* Written request *
Hunt for the word "PCYC" across the entries below, copying each line that holds it.

Records from a dataset
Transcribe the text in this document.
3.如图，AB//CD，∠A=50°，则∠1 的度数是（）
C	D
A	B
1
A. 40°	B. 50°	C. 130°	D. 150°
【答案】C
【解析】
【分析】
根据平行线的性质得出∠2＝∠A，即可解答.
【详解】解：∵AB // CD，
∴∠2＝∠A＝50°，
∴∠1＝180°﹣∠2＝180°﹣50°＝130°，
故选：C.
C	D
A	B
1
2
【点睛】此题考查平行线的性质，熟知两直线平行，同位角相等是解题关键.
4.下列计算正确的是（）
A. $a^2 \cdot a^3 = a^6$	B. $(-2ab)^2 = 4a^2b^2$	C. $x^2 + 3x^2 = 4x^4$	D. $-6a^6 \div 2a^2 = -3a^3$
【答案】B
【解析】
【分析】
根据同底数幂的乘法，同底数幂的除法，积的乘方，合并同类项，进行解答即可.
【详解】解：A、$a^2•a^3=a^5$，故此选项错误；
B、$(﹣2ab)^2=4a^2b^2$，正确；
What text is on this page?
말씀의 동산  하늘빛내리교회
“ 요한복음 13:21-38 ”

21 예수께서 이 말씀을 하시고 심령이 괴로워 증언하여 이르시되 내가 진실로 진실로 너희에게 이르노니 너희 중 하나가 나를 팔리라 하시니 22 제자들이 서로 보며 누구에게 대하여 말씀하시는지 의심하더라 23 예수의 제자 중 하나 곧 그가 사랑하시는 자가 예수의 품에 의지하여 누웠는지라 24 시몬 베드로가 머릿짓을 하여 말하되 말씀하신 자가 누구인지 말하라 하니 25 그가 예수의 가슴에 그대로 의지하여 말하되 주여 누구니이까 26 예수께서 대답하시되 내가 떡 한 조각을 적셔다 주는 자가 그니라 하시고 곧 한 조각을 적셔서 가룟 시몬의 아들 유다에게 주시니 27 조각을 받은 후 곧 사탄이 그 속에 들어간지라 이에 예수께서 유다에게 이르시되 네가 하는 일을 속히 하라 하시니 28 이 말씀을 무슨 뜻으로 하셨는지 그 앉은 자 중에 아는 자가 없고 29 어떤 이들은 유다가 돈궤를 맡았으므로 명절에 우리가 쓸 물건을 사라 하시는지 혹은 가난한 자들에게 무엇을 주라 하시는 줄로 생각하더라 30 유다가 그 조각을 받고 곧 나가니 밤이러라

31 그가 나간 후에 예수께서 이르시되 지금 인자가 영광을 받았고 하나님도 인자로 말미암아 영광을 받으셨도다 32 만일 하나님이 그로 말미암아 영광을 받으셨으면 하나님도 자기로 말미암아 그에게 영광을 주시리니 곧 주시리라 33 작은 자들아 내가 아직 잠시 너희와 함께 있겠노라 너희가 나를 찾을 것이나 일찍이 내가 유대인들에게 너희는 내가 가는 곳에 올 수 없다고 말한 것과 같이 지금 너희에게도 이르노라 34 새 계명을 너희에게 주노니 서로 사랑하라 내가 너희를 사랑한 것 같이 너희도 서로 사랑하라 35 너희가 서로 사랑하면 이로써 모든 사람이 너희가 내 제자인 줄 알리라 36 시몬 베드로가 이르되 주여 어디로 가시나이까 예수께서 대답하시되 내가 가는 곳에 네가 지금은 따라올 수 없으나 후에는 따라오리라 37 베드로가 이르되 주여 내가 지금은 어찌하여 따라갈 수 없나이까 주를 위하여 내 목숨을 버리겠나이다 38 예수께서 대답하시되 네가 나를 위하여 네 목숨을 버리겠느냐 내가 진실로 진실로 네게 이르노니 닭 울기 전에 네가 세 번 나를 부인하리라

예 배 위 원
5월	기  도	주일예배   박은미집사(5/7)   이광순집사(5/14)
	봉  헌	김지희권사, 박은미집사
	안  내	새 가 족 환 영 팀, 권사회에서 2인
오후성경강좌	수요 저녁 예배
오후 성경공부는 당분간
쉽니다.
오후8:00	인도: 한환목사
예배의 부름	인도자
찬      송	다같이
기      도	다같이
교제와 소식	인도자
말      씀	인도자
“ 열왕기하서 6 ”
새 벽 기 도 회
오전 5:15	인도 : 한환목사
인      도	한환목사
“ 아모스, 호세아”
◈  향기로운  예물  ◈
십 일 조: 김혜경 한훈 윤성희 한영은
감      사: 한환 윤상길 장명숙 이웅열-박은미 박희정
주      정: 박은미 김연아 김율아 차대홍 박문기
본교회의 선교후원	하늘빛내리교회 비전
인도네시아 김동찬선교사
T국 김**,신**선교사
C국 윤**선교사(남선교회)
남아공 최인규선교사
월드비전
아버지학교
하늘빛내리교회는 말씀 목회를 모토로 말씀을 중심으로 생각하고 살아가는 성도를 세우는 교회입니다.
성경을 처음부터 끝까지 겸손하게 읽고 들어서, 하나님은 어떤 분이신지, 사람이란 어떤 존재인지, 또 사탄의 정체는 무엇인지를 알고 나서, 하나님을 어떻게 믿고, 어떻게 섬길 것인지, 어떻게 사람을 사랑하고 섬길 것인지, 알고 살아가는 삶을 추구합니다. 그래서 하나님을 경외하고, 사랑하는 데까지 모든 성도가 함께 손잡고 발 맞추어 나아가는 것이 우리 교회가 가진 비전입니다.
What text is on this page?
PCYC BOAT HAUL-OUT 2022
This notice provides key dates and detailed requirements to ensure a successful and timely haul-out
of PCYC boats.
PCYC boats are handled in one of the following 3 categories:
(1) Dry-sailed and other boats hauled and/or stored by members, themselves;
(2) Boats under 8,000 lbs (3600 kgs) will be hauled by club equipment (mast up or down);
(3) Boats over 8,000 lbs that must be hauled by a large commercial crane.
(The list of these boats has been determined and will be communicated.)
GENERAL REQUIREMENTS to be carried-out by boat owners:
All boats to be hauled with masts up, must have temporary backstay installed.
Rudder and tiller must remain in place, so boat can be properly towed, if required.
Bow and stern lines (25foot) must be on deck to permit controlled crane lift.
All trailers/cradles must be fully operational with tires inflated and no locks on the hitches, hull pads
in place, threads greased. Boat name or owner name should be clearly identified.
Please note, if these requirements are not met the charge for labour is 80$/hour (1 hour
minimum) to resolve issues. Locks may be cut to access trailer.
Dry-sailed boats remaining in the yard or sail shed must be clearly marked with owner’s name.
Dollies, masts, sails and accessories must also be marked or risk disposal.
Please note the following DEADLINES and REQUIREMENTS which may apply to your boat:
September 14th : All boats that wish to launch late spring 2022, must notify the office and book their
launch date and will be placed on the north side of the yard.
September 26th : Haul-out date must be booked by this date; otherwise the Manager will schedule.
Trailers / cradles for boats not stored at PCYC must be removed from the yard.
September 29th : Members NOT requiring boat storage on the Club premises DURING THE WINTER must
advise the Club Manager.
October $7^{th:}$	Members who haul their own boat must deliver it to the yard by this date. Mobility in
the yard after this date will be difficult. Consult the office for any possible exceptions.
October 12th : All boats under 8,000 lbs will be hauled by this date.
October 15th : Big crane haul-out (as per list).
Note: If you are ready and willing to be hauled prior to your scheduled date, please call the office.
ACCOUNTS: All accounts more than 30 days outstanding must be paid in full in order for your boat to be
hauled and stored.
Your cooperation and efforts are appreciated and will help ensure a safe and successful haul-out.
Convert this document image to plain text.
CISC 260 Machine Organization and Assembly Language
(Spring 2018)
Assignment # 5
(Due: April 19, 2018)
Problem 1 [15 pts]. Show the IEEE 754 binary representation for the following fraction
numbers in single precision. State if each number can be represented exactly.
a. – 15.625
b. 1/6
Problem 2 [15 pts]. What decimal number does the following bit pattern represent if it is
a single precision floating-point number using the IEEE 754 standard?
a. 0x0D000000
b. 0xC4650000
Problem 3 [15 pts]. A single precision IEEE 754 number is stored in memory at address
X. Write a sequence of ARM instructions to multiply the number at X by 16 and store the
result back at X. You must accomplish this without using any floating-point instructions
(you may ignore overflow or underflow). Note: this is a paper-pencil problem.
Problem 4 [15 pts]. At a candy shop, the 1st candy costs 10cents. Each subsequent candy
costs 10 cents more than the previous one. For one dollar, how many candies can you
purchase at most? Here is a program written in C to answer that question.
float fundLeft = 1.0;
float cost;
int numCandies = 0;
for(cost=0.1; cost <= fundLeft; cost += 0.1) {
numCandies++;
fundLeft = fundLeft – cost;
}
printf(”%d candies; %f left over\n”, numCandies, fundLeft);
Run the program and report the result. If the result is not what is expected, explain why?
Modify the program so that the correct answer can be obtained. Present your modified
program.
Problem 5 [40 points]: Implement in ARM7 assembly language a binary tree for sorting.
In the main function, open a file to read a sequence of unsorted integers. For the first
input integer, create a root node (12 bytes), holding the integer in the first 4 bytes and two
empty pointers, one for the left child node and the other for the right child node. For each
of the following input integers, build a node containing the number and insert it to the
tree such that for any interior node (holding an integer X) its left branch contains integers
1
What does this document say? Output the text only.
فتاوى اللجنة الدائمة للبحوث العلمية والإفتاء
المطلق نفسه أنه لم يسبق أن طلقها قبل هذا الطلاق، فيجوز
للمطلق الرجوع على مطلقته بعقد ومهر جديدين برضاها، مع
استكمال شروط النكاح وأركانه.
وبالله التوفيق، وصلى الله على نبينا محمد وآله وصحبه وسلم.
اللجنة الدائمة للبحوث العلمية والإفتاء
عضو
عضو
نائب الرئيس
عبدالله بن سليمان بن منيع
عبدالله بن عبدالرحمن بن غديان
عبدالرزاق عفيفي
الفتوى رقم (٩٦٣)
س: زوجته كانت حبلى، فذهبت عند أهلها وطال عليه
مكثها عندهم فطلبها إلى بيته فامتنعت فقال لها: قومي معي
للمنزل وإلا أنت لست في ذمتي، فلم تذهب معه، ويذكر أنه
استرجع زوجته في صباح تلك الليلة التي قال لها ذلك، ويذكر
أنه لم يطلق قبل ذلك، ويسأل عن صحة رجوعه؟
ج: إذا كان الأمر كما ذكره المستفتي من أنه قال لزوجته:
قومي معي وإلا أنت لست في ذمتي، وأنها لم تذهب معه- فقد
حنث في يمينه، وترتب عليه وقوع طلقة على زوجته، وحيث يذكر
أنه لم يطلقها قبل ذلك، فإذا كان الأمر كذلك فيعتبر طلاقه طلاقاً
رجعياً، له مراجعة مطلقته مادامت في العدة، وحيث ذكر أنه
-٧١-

* In response *
PCYC BOAT HAUL-OUT 2022
of PCYC boats.
PCYC boats are handled in one of the following 3 categories:
Trailers / cradles for boats not stored at PCYC must be removed from the yard.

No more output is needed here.